### Given task
Below are some entries. Output each one exactly as it appears.

### Material shown
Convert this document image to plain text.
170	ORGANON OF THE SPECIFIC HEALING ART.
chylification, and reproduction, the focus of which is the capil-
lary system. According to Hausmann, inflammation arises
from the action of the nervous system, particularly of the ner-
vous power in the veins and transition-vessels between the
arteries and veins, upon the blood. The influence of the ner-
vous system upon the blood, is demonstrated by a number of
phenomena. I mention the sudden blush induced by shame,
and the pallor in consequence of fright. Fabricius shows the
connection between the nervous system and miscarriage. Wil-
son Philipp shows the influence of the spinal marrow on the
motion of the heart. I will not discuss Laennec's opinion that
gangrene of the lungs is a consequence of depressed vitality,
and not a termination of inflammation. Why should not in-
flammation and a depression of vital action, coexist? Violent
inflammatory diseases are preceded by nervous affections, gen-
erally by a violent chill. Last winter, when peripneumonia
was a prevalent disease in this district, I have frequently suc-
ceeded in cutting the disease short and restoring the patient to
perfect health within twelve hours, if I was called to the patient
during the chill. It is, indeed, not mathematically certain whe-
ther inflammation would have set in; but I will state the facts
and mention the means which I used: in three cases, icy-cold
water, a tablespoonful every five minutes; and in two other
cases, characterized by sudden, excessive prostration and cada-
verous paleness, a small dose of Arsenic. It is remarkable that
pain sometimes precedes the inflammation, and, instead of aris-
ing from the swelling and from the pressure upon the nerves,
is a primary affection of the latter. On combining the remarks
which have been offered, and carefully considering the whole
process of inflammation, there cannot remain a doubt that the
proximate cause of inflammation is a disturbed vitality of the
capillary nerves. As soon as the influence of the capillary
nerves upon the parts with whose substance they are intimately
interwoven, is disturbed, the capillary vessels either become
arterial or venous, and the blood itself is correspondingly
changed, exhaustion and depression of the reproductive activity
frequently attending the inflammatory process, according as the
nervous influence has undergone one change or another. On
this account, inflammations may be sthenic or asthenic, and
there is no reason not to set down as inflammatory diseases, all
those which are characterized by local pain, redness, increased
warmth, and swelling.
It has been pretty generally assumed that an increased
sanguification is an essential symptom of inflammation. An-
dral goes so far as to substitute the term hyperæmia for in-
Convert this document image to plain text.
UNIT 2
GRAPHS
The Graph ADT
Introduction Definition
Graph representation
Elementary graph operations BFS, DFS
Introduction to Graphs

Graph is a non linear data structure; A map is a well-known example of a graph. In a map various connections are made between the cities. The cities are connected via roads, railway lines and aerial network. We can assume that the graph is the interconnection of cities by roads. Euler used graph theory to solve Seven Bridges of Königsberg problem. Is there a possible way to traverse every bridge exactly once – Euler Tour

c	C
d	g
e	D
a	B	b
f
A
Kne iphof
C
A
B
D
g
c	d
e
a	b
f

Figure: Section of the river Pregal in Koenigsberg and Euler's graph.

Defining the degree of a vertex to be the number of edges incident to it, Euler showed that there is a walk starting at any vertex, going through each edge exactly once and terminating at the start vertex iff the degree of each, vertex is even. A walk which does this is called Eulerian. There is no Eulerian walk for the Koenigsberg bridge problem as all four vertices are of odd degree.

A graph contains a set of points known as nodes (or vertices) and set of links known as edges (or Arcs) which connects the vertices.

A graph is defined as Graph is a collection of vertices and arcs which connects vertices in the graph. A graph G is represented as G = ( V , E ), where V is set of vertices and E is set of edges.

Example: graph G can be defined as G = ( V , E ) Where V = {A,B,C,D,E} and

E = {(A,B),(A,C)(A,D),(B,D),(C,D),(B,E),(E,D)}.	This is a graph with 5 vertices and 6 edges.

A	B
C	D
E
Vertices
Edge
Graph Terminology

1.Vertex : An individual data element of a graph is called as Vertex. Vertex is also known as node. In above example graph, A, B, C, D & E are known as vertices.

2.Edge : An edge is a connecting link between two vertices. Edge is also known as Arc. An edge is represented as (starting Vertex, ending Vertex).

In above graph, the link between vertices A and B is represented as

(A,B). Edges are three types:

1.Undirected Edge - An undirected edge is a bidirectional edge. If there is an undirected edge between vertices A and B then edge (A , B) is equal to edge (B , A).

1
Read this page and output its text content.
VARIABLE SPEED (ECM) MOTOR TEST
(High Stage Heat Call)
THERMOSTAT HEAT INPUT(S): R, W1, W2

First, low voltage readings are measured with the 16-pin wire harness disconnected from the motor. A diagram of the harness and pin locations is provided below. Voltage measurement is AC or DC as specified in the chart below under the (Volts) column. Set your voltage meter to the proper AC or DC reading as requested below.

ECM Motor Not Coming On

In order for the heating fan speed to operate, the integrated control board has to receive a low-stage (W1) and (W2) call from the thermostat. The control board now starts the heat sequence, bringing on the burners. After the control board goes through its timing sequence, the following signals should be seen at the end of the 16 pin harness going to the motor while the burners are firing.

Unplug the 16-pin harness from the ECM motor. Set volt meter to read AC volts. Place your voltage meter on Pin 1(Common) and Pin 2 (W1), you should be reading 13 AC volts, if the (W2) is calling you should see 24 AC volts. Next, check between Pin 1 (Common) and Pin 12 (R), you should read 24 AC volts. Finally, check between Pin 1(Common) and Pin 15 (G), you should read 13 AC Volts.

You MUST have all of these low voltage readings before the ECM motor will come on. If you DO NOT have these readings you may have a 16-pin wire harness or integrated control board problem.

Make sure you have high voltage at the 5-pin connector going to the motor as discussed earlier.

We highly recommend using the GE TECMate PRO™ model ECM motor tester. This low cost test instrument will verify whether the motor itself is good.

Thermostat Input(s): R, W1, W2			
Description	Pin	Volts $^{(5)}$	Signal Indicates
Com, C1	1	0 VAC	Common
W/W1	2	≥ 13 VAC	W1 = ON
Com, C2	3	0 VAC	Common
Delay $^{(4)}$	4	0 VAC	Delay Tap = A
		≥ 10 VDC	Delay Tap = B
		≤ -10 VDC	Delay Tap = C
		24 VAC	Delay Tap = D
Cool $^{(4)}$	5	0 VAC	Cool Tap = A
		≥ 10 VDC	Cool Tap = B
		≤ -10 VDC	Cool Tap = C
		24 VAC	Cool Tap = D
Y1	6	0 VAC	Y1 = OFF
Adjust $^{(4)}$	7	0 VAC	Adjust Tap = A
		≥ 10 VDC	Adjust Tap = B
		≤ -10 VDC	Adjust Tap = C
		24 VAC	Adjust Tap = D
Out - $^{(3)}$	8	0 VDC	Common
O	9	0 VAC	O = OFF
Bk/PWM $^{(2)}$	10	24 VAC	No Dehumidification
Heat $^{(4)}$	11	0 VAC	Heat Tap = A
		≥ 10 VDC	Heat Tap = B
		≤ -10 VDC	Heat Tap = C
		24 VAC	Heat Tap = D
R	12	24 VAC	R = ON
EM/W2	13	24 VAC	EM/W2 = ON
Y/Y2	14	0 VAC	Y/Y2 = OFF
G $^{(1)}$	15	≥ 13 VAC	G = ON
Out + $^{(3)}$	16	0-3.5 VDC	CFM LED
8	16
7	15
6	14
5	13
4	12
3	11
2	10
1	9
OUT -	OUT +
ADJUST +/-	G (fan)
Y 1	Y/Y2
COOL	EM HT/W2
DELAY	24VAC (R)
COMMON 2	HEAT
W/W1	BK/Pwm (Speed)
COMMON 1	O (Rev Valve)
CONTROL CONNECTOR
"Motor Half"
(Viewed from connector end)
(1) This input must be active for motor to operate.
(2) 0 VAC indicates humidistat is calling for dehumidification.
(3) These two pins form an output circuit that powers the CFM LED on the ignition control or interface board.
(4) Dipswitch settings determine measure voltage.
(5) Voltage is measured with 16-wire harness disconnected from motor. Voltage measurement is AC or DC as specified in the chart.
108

### Solution to the problem
Convert this document image to plain text.
170	ORGANON OF THE SPECIFIC HEALING ART.
chylification, and reproduction, the focus of which is the capil-
lary system. According to Hausmann, inflammation arises
from the action of the nervous system, particularly of the ner-
vous power in the veins and transition-vessels between the
arteries and veins, upon the blood. The influence of the ner-
vous system upon the blood, is demonstrated by a number of
phenomena. I mention the sudden blush induced by shame,
and the pallor in consequence of fright. Fabricius shows the
connection between the nervous system and miscarriage. Wil-
son Philipp shows the influence of the spinal marrow on the
motion of the heart. I will not discuss Laennec's opinion that
gangrene of the lungs is a consequence of depressed vitality,
and not a termination of inflammation. Why should not in-
flammation and a depression of vital action, coexist? Violent
inflammatory diseases are preceded by nervous affections, gen-
erally by a violent chill. Last winter, when peripneumonia
was a prevalent disease in this district, I have frequently suc-
ceeded in cutting the disease short and restoring the patient to
perfect health within twelve hours, if I was called to the patient
during the chill. It is, indeed, not mathematically certain whe-
ther inflammation would have set in; but I will state the facts
and mention the means which I used: in three cases, icy-cold
water, a tablespoonful every five minutes; and in two other
cases, characterized by sudden, excessive prostration and cada-
verous paleness, a small dose of Arsenic. It is remarkable that
pain sometimes precedes the inflammation, and, instead of aris-
ing from the swelling and from the pressure upon the nerves,
is a primary affection of the latter. On combining the remarks
which have been offered, and carefully considering the whole
process of inflammation, there cannot remain a doubt that the
proximate cause of inflammation is a disturbed vitality of the
capillary nerves. As soon as the influence of the capillary
nerves upon the parts with whose substance they are intimately
interwoven, is disturbed, the capillary vessels either become
arterial or venous, and the blood itself is correspondingly
changed, exhaustion and depression of the reproductive activity
frequently attending the inflammatory process, according as the
nervous influence has undergone one change or another. On
this account, inflammations may be sthenic or asthenic, and
there is no reason not to set down as inflammatory diseases, all
those which are characterized by local pain, redness, increased
warmth, and swelling.
It has been pretty generally assumed that an increased
sanguification is an essential symptom of inflammation. An-
dral goes so far as to substitute the term hyperæmia for in-
Convert this document image to plain text.
UNIT 2
GRAPHS
The Graph ADT
Introduction Definition
Graph representation
Elementary graph operations BFS, DFS
Introduction to Graphs

Graph is a non linear data structure; A map is a well-known example of a graph. In a map various connections are made between the cities. The cities are connected via roads, railway lines and aerial network. We can assume that the graph is the interconnection of cities by roads. Euler used graph theory to solve Seven Bridges of Königsberg problem. Is there a possible way to traverse every bridge exactly once – Euler Tour

c	C
d	g
e	D
a	B	b
f
A
Kne iphof
C
A
B
D
g
c	d
e
a	b
f

Figure: Section of the river Pregal in Koenigsberg and Euler's graph.

Defining the degree of a vertex to be the number of edges incident to it, Euler showed that there is a walk starting at any vertex, going through each edge exactly once and terminating at the start vertex iff the degree of each, vertex is even. A walk which does this is called Eulerian. There is no Eulerian walk for the Koenigsberg bridge problem as all four vertices are of odd degree.

A graph contains a set of points known as nodes (or vertices) and set of links known as edges (or Arcs) which connects the vertices.

A graph is defined as Graph is a collection of vertices and arcs which connects vertices in the graph. A graph G is represented as G = ( V , E ), where V is set of vertices and E is set of edges.

Example: graph G can be defined as G = ( V , E ) Where V = {A,B,C,D,E} and

E = {(A,B),(A,C)(A,D),(B,D),(C,D),(B,E),(E,D)}.	This is a graph with 5 vertices and 6 edges.

A	B
C	D
E
Vertices
Edge
Graph Terminology

1.Vertex : An individual data element of a graph is called as Vertex. Vertex is also known as node. In above example graph, A, B, C, D & E are known as vertices.

2.Edge : An edge is a connecting link between two vertices. Edge is also known as Arc. An edge is represented as (starting Vertex, ending Vertex).

In above graph, the link between vertices A and B is represented as

(A,B). Edges are three types:

1.Undirected Edge - An undirected edge is a bidirectional edge. If there is an undirected edge between vertices A and B then edge (A , B) is equal to edge (B , A).

1
Read this page and output its text content.
VARIABLE SPEED (ECM) MOTOR TEST
(High Stage Heat Call)
THERMOSTAT HEAT INPUT(S): R, W1, W2

First, low voltage readings are measured with the 16-pin wire harness disconnected from the motor. A diagram of the harness and pin locations is provided below. Voltage measurement is AC or DC as specified in the chart below under the (Volts) column. Set your voltage meter to the proper AC or DC reading as requested below.

ECM Motor Not Coming On

In order for the heating fan speed to operate, the integrated control board has to receive a low-stage (W1) and (W2) call from the thermostat. The control board now starts the heat sequence, bringing on the burners. After the control board goes through its timing sequence, the following signals should be seen at the end of the 16 pin harness going to the motor while the burners are firing.

Unplug the 16-pin harness from the ECM motor. Set volt meter to read AC volts. Place your voltage meter on Pin 1(Common) and Pin 2 (W1), you should be reading 13 AC volts, if the (W2) is calling you should see 24 AC volts. Next, check between Pin 1 (Common) and Pin 12 (R), you should read 24 AC volts. Finally, check between Pin 1(Common) and Pin 15 (G), you should read 13 AC Volts.

You MUST have all of these low voltage readings before the ECM motor will come on. If you DO NOT have these readings you may have a 16-pin wire harness or integrated control board problem.

Make sure you have high voltage at the 5-pin connector going to the motor as discussed earlier.

We highly recommend using the GE TECMate PRO™ model ECM motor tester. This low cost test instrument will verify whether the motor itself is good.

Thermostat Input(s): R, W1, W2			
Description	Pin	Volts $^{(5)}$	Signal Indicates
Com, C1	1	0 VAC	Common
W/W1	2	≥ 13 VAC	W1 = ON
Com, C2	3	0 VAC	Common
Delay $^{(4)}$	4	0 VAC	Delay Tap = A
		≥ 10 VDC	Delay Tap = B
		≤ -10 VDC	Delay Tap = C
		24 VAC	Delay Tap = D
Cool $^{(4)}$	5	0 VAC	Cool Tap = A
		≥ 10 VDC	Cool Tap = B
		≤ -10 VDC	Cool Tap = C
		24 VAC	Cool Tap = D
Y1	6	0 VAC	Y1 = OFF
Adjust $^{(4)}$	7	0 VAC	Adjust Tap = A
		≥ 10 VDC	Adjust Tap = B
		≤ -10 VDC	Adjust Tap = C
		24 VAC	Adjust Tap = D
Out - $^{(3)}$	8	0 VDC	Common
O	9	0 VAC	O = OFF
Bk/PWM $^{(2)}$	10	24 VAC	No Dehumidification
Heat $^{(4)}$	11	0 VAC	Heat Tap = A
		≥ 10 VDC	Heat Tap = B
		≤ -10 VDC	Heat Tap = C
		24 VAC	Heat Tap = D
R	12	24 VAC	R = ON
EM/W2	13	24 VAC	EM/W2 = ON
Y/Y2	14	0 VAC	Y/Y2 = OFF
G $^{(1)}$	15	≥ 13 VAC	G = ON
Out + $^{(3)}$	16	0-3.5 VDC	CFM LED
8	16
7	15
6	14
5	13
4	12
3	11
2	10
1	9
OUT -	OUT +
ADJUST +/-	G (fan)
Y 1	Y/Y2
COOL	EM HT/W2
DELAY	24VAC (R)
COMMON 2	HEAT
W/W1	BK/Pwm (Speed)
COMMON 1	O (Rev Valve)
CONTROL CONNECTOR
"Motor Half"
(Viewed from connector end)
(1) This input must be active for motor to operate.
(2) 0 VAC indicates humidistat is calling for dehumidification.
(3) These two pins form an output circuit that powers the CFM LED on the ignition control or interface board.
(4) Dipswitch settings determine measure voltage.
(5) Voltage is measured with 16-wire harness disconnected from motor. Voltage measurement is AC or DC as specified in the chart.
108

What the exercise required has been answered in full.